+++ Vorliegender Text

Die Kommission war beim Schwarze-Peter-Spiel in bester Gesellschaft. Die Washington Post ließ wissen, die USA-Geheimdienste hätten bereits im Januar den Präsidenten alarmiert. Nur den? Sonst trompeten anonyme „Sicherheitskreise“ alles Mögliche in die Welt und bei einer aufziehenden Pandemie ließen sie alle im Regen stehen? Joe Biden behauptete inzwischen auch, bereits am 27. Januar gewarnt zu haben. Der NATO-Generalsekretär forderte umgehend höhere Rüstungsausgaben, wegen des Virus.

Solche Stellungnahmen folgen den Machtinteressen. Niemandem soll auffallen, dass die große Krise nicht das Werk eines politischen Gegners war, sondern der Evolution: ein tierisches Virus, das den Mensch als neuen Wirt entdeckte. Es ist ein weitgehend unbekannter und unberechenbarer Feind.

++++++
+++ Datensätze

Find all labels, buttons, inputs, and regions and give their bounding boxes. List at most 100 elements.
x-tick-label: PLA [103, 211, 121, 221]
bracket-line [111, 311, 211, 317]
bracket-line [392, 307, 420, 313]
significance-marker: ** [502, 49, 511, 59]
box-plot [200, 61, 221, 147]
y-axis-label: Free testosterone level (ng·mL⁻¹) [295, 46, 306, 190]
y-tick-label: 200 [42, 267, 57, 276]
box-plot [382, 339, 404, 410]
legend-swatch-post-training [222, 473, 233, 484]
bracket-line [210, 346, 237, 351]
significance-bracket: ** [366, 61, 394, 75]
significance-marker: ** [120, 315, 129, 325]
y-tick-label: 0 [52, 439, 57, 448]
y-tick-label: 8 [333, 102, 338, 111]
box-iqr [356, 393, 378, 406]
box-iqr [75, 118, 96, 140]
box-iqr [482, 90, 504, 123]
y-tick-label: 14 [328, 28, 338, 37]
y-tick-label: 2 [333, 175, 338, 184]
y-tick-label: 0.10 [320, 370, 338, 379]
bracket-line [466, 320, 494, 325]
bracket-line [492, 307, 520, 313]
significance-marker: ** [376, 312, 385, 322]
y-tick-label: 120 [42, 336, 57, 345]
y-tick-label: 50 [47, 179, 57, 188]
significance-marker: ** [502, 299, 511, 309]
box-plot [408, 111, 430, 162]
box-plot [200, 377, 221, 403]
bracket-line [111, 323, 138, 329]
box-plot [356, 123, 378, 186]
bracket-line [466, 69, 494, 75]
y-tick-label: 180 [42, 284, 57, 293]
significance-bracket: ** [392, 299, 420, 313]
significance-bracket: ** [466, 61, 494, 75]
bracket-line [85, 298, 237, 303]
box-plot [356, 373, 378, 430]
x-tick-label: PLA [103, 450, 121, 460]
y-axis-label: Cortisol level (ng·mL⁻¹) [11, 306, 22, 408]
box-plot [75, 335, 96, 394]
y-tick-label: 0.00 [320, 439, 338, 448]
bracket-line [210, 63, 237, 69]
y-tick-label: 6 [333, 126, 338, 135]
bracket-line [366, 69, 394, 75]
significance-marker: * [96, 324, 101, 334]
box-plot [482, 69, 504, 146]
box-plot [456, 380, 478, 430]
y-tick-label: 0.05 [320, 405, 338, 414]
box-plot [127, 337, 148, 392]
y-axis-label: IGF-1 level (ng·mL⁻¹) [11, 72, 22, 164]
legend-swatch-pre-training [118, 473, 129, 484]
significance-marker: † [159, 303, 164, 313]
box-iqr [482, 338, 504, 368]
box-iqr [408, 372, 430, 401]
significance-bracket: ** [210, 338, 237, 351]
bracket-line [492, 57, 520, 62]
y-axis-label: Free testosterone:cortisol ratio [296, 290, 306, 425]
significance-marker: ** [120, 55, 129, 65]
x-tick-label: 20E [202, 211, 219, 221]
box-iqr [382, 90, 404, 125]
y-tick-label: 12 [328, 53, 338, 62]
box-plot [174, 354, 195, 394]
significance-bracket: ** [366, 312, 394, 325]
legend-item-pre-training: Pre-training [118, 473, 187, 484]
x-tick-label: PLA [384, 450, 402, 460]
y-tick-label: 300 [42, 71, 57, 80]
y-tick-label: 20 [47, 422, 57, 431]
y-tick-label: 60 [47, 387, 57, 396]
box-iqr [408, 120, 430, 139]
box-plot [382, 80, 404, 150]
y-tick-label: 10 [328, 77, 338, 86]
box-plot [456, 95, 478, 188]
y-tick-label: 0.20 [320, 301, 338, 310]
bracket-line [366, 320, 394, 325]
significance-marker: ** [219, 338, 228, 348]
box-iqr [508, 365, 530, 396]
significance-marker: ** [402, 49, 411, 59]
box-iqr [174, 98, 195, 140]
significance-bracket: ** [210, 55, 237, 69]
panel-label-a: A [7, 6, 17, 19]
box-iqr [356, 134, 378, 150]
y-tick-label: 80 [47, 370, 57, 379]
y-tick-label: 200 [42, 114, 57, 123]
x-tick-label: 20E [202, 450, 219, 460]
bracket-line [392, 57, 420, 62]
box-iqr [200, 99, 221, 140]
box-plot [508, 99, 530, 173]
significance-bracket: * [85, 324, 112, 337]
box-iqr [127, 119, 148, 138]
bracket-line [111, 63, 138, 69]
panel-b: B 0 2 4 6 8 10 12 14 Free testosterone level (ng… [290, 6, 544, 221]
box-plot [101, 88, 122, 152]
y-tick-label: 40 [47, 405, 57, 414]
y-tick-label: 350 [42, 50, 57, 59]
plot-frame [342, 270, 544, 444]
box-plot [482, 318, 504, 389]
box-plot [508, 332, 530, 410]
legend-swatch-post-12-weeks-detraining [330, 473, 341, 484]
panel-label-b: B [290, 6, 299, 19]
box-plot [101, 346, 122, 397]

++++++

Aufgabenstellung: Kopieren Sie aus dem Text über die Pandemie wortgetreu den Abschnitt von „Die Kommission war“ bis einschließlich „wegen des Virus.“.

Ihre Antwort:
Die Kommission war beim Schwarze-Peter-Spiel in bester Gesellschaft. Die Washington Post ließ wissen, die USA-Geheimdienste hätten bereits im Januar den Präsidenten alarmiert. Nur den? Sonst trompeten anonyme „Sicherheitskreise“ alles Mögliche in die Welt und bei einer aufziehenden Pandemie ließen sie alle im Regen stehen? Joe Biden behauptete inzwischen auch, bereits am 27. Januar gewarnt zu haben. Der NATO-Generalsekretär forderte umgehend höhere Rüstungsausgaben, wegen des Virus.